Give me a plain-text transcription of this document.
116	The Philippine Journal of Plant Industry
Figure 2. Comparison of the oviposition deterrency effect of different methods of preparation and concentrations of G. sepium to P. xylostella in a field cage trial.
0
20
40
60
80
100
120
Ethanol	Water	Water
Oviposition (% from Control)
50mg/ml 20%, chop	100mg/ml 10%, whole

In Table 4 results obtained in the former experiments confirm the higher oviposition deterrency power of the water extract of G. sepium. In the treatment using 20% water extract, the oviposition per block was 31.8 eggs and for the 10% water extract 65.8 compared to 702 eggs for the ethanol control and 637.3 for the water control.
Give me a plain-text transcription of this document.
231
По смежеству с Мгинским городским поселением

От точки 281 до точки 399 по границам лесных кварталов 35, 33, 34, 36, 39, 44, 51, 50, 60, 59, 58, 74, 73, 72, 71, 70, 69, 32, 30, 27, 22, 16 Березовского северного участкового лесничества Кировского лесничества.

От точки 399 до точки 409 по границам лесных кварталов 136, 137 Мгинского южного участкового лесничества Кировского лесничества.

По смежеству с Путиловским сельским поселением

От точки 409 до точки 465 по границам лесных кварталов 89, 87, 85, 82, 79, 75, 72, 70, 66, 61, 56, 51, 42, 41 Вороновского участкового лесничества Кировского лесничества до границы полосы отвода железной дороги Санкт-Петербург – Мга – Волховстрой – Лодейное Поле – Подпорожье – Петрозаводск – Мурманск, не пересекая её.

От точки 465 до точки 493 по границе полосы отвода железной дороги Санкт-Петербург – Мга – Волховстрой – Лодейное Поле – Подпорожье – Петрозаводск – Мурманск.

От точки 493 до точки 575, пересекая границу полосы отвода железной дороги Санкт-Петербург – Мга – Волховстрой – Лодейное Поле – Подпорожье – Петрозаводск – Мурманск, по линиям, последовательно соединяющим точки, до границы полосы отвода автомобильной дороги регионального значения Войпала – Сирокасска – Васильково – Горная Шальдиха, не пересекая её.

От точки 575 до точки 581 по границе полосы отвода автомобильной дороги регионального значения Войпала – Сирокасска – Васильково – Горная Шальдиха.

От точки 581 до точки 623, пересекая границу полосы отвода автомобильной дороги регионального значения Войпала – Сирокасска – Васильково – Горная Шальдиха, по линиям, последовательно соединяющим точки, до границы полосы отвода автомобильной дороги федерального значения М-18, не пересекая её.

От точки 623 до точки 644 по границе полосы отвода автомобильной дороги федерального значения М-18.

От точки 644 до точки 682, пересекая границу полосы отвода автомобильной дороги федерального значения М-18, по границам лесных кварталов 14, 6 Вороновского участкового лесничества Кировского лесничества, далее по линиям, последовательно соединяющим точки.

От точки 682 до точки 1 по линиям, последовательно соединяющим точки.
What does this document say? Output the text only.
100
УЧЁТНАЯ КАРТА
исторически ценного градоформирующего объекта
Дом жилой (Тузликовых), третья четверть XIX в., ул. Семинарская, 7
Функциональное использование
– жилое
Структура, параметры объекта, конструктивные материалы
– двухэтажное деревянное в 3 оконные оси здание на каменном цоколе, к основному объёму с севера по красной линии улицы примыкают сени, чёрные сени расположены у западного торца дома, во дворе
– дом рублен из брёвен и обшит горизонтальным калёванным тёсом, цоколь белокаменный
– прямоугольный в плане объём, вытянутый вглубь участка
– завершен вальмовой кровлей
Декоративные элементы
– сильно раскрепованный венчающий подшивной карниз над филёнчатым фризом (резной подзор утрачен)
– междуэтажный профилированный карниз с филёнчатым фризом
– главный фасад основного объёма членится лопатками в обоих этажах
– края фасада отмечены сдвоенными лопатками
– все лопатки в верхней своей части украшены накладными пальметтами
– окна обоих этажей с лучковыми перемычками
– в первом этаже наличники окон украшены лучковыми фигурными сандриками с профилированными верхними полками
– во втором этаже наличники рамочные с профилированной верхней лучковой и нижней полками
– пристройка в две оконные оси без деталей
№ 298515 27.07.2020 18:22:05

=== DIRECTIONS ===
Repeat all the entries word for word.

=== OUTPUT BELOW ===
Give me a plain-text transcription of this document.
116	The Philippine Journal of Plant Industry
Figure 2. Comparison of the oviposition deterrency effect of different methods of preparation and concentrations of G. sepium to P. xylostella in a field cage trial.
0
20
40
60
80
100
120
Ethanol	Water	Water
Oviposition (% from Control)
50mg/ml 20%, chop	100mg/ml 10%, whole

In Table 4 results obtained in the former experiments confirm the higher oviposition deterrency power of the water extract of G. sepium. In the treatment using 20% water extract, the oviposition per block was 31.8 eggs and for the 10% water extract 65.8 compared to 702 eggs for the ethanol control and 637.3 for the water control.
Give me a plain-text transcription of this document.
231
По смежеству с Мгинским городским поселением

От точки 281 до точки 399 по границам лесных кварталов 35, 33, 34, 36, 39, 44, 51, 50, 60, 59, 58, 74, 73, 72, 71, 70, 69, 32, 30, 27, 22, 16 Березовского северного участкового лесничества Кировского лесничества.

От точки 399 до точки 409 по границам лесных кварталов 136, 137 Мгинского южного участкового лесничества Кировского лесничества.

По смежеству с Путиловским сельским поселением

От точки 409 до точки 465 по границам лесных кварталов 89, 87, 85, 82, 79, 75, 72, 70, 66, 61, 56, 51, 42, 41 Вороновского участкового лесничества Кировского лесничества до границы полосы отвода железной дороги Санкт-Петербург – Мга – Волховстрой – Лодейное Поле – Подпорожье – Петрозаводск – Мурманск, не пересекая её.

От точки 465 до точки 493 по границе полосы отвода железной дороги Санкт-Петербург – Мга – Волховстрой – Лодейное Поле – Подпорожье – Петрозаводск – Мурманск.

От точки 493 до точки 575, пересекая границу полосы отвода железной дороги Санкт-Петербург – Мга – Волховстрой – Лодейное Поле – Подпорожье – Петрозаводск – Мурманск, по линиям, последовательно соединяющим точки, до границы полосы отвода автомобильной дороги регионального значения Войпала – Сирокасска – Васильково – Горная Шальдиха, не пересекая её.

От точки 575 до точки 581 по границе полосы отвода автомобильной дороги регионального значения Войпала – Сирокасска – Васильково – Горная Шальдиха.

От точки 581 до точки 623, пересекая границу полосы отвода автомобильной дороги регионального значения Войпала – Сирокасска – Васильково – Горная Шальдиха, по линиям, последовательно соединяющим точки, до границы полосы отвода автомобильной дороги федерального значения М-18, не пересекая её.

От точки 623 до точки 644 по границе полосы отвода автомобильной дороги федерального значения М-18.

От точки 644 до точки 682, пересекая границу полосы отвода автомобильной дороги федерального значения М-18, по границам лесных кварталов 14, 6 Вороновского участкового лесничества Кировского лесничества, далее по линиям, последовательно соединяющим точки.

От точки 682 до точки 1 по линиям, последовательно соединяющим точки.
What does this document say? Output the text only.
100
УЧЁТНАЯ КАРТА
исторически ценного градоформирующего объекта
Дом жилой (Тузликовых), третья четверть XIX в., ул. Семинарская, 7
Функциональное использование
– жилое
Структура, параметры объекта, конструктивные материалы
– двухэтажное деревянное в 3 оконные оси здание на каменном цоколе, к основному объёму с севера по красной линии улицы примыкают сени, чёрные сени расположены у западного торца дома, во дворе
– дом рублен из брёвен и обшит горизонтальным калёванным тёсом, цоколь белокаменный
– прямоугольный в плане объём, вытянутый вглубь участка
– завершен вальмовой кровлей
Декоративные элементы
– сильно раскрепованный венчающий подшивной карниз над филёнчатым фризом (резной подзор утрачен)
– междуэтажный профилированный карниз с филёнчатым фризом
– главный фасад основного объёма членится лопатками в обоих этажах
– края фасада отмечены сдвоенными лопатками
– все лопатки в верхней своей части украшены накладными пальметтами
– окна обоих этажей с лучковыми перемычками
– в первом этаже наличники окон украшены лучковыми фигурными сандриками с профилированными верхними полками
– во втором этаже наличники рамочные с профилированной верхней лучковой и нижней полками
– пристройка в две оконные оси без деталей
№ 298515 27.07.2020 18:22:05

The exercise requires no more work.